§ EXTRACTED DATA:

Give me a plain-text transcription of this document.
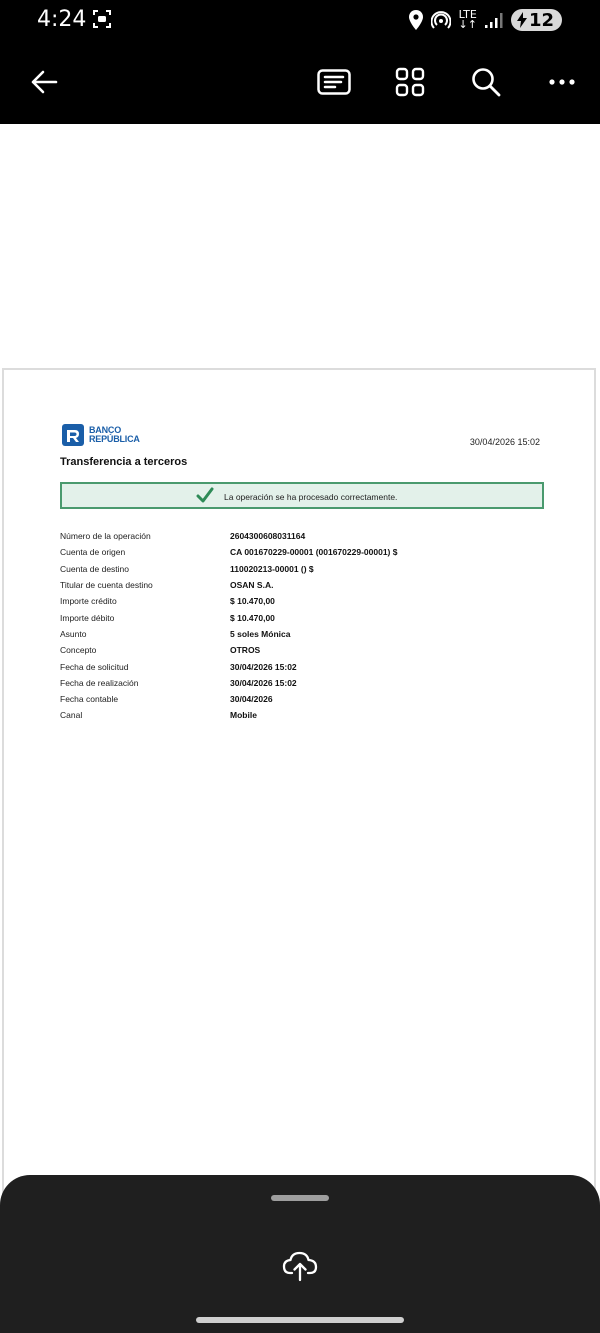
4:24	LTE
↓↑	12
BANCO
REPÚBLICA	30/04/2026 15:02
Transferencia a terceros
La operación se ha procesado correctamente.
Número de la operación	2604300608031164
Cuenta de origen	CA 001670229-00001 (001670229-00001) $
Cuenta de destino	110020213-00001 () $
Titular de cuenta destino	OSAN S.A.
Importe crédito	$ 10.470,00
Importe débito	$ 10.470,00
Asunto	5 soles Mónica
Concepto	OTROS
Fecha de solicitud	30/04/2026 15:02
Fecha de realización	30/04/2026 15:02
Fecha contable	30/04/2026
Canal	Mobile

§ TASK STATEMENT:
Output each line exactly; omit every picture.

§ EXERCISE RESPONSE:
Give me a plain-text transcription of this document.
4:24	LTE
↓↑	12
BANCO
REPÚBLICA	30/04/2026 15:02
Transferencia a terceros
La operación se ha procesado correctamente.
Número de la operación	2604300608031164
Cuenta de origen	CA 001670229-00001 (001670229-00001) $
Cuenta de destino	110020213-00001 () $
Titular de cuenta destino	OSAN S.A.
Importe crédito	$ 10.470,00
Importe débito	$ 10.470,00
Asunto	5 soles Mónica
Concepto	OTROS
Fecha de solicitud	30/04/2026 15:02
Fecha de realización	30/04/2026 15:02
Fecha contable	30/04/2026
Canal	Mobile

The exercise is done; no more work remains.